─── MATERIAL PROVIDED ───

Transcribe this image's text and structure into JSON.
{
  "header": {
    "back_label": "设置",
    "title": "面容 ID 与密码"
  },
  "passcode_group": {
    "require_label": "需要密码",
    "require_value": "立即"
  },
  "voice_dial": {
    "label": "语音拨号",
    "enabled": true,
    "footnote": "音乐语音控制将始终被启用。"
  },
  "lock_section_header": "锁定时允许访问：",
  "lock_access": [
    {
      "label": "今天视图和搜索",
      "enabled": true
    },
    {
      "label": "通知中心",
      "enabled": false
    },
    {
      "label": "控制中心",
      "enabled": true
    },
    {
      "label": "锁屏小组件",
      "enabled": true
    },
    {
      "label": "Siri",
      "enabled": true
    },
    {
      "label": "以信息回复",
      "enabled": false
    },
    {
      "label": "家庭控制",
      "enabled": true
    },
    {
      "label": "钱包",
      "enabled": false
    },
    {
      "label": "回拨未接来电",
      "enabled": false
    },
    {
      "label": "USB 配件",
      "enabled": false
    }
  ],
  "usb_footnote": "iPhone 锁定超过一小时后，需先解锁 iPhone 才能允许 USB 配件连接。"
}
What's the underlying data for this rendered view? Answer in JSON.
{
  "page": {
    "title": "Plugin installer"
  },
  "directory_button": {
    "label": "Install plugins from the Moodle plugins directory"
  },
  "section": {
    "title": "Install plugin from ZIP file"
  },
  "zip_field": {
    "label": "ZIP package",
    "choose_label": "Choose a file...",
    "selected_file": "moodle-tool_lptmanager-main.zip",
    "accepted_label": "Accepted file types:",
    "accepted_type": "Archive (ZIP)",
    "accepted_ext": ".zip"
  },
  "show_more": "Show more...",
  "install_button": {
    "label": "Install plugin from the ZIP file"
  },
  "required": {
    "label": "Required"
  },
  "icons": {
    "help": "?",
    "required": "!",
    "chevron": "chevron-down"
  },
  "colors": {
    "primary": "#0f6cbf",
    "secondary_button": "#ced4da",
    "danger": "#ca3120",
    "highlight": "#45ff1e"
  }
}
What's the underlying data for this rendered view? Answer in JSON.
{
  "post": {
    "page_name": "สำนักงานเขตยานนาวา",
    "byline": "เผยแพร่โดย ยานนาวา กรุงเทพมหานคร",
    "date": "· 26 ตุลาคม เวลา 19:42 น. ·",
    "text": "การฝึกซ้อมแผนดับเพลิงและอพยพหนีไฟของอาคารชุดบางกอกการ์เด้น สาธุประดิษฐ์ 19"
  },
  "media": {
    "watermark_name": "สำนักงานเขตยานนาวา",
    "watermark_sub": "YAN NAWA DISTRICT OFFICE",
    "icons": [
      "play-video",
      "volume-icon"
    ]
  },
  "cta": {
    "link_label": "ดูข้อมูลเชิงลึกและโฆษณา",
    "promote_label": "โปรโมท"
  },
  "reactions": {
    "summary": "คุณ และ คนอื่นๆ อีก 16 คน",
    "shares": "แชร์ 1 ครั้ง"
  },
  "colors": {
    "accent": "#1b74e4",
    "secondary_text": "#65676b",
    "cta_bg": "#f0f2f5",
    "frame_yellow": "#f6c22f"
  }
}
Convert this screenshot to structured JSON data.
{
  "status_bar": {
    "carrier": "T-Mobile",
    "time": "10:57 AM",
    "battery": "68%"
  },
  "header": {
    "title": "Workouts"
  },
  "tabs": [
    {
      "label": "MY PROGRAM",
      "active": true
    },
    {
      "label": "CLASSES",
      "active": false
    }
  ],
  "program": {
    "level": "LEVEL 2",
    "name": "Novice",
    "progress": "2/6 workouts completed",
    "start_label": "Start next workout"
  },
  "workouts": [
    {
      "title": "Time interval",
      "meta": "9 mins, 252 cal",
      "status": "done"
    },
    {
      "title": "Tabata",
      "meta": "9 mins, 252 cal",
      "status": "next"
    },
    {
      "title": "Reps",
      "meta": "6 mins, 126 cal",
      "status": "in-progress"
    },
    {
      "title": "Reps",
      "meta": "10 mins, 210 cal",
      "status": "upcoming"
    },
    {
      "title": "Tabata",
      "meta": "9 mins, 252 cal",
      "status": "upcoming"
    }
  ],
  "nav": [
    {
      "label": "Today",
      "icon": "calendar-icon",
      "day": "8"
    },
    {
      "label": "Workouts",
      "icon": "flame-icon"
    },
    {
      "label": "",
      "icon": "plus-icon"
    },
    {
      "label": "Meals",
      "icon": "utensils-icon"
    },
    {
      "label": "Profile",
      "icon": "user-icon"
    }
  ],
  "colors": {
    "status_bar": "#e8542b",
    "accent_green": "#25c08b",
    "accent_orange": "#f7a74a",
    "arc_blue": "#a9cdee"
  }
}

───

**WHAT YOU HAVE TO DO**
In the entries above, count every line containing the word "JSON". Write only the total.

**TASK RESPONSE**
4